What to produce:
Set out the lines below as a JSON list of strings, with one string per line and any blank lines left out.

Records for this task:
# # # # # # #
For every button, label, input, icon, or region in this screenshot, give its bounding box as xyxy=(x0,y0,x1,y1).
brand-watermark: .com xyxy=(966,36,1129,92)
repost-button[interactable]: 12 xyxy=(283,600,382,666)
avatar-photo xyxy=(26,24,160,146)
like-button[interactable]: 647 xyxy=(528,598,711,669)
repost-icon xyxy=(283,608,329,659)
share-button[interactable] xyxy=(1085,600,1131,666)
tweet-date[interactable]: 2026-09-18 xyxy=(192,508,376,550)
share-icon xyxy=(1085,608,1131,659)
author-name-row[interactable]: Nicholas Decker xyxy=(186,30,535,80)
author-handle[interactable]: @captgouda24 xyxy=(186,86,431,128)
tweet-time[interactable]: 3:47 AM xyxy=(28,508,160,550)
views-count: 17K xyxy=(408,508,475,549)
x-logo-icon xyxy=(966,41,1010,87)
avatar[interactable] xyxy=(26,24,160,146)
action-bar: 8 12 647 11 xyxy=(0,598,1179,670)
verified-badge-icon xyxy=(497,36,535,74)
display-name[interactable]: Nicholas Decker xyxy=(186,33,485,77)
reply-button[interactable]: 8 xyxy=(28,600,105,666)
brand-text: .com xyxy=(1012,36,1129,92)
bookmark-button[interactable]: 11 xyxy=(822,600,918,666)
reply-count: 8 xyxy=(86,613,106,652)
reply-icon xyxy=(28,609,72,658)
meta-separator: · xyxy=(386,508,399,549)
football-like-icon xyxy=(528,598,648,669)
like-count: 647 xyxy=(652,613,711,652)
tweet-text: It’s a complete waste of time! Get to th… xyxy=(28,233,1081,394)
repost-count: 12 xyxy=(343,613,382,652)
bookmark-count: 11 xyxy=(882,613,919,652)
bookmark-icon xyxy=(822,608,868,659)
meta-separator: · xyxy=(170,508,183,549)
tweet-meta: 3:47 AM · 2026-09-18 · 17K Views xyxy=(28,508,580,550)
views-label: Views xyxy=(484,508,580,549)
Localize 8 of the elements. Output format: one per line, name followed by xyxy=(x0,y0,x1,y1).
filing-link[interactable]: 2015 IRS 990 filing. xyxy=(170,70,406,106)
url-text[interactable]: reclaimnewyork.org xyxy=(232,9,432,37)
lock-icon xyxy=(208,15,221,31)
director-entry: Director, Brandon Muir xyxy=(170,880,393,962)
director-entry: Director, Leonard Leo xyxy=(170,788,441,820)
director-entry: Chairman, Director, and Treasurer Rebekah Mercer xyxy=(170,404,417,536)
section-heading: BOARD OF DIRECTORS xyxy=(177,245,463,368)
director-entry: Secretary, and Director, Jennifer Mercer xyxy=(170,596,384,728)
# # # # # # #
Response below:
[
  "For every button, label, input, icon, or region in this screenshot, give its bounding box as xyxy=(x0,y0,x1,y1).",
  "brand-watermark: .com xyxy=(966,36,1129,92)",
  "repost-button[interactable]: 12 xyxy=(283,600,382,666)",
  "avatar-photo xyxy=(26,24,160,146)",
  "like-button[interactable]: 647 xyxy=(528,598,711,669)",
  "repost-icon xyxy=(283,608,329,659)",
  "share-button[interactable] xyxy=(1085,600,1131,666)",
  "tweet-date[interactable]: 2026-09-18 xyxy=(192,508,376,550)",
  "share-icon xyxy=(1085,608,1131,659)",
  "author-name-row[interactable]: Nicholas Decker xyxy=(186,30,535,80)",
  "author-handle[interactable]: @captgouda24 xyxy=(186,86,431,128)",
  "tweet-time[interactable]: 3:47 AM xyxy=(28,508,160,550)",
  "views-count: 17K xyxy=(408,508,475,549)",
  "x-logo-icon xyxy=(966,41,1010,87)",
  "avatar[interactable] xyxy=(26,24,160,146)",
  "action-bar: 8 12 647 11 xyxy=(0,598,1179,670)",
  "verified-badge-icon xyxy=(497,36,535,74)",
  "display-name[interactable]: Nicholas Decker xyxy=(186,33,485,77)",
  "reply-button[interactable]: 8 xyxy=(28,600,105,666)",
  "brand-text: .com xyxy=(1012,36,1129,92)",
  "bookmark-button[interactable]: 11 xyxy=(822,600,918,666)",
  "reply-count: 8 xyxy=(86,613,106,652)",
  "reply-icon xyxy=(28,609,72,658)",
  "meta-separator: · xyxy=(386,508,399,549)",
  "football-like-icon xyxy=(528,598,648,669)",
  "like-count: 647 xyxy=(652,613,711,652)",
  "tweet-text: It’s a complete waste of time! Get to th… xyxy=(28,233,1081,394)",
  "repost-count: 12 xyxy=(343,613,382,652)",
  "bookmark-count: 11 xyxy=(882,613,919,652)",
  "bookmark-icon xyxy=(822,608,868,659)",
  "meta-separator: · xyxy=(170,508,183,549)",
  "tweet-meta: 3:47 AM · 2026-09-18 · 17K Views xyxy=(28,508,580,550)",
  "views-label: Views xyxy=(484,508,580,549)",
  "Localize 8 of the elements. Output format: one per line, name followed by xyxy=(x0,y0,x1,y1).",
  "filing-link[interactable]: 2015 IRS 990 filing. xyxy=(170,70,406,106)",
  "url-text[interactable]: reclaimnewyork.org xyxy=(232,9,432,37)",
  "lock-icon xyxy=(208,15,221,31)",
  "director-entry: Director, Brandon Muir xyxy=(170,880,393,962)",
  "director-entry: Director, Leonard Leo xyxy=(170,788,441,820)",
  "director-entry: Chairman, Director, and Treasurer Rebekah Mercer xyxy=(170,404,417,536)",
  "section-heading: BOARD OF DIRECTORS xyxy=(177,245,463,368)",
  "director-entry: Secretary, and Director, Jennifer Mercer xyxy=(170,596,384,728)"
]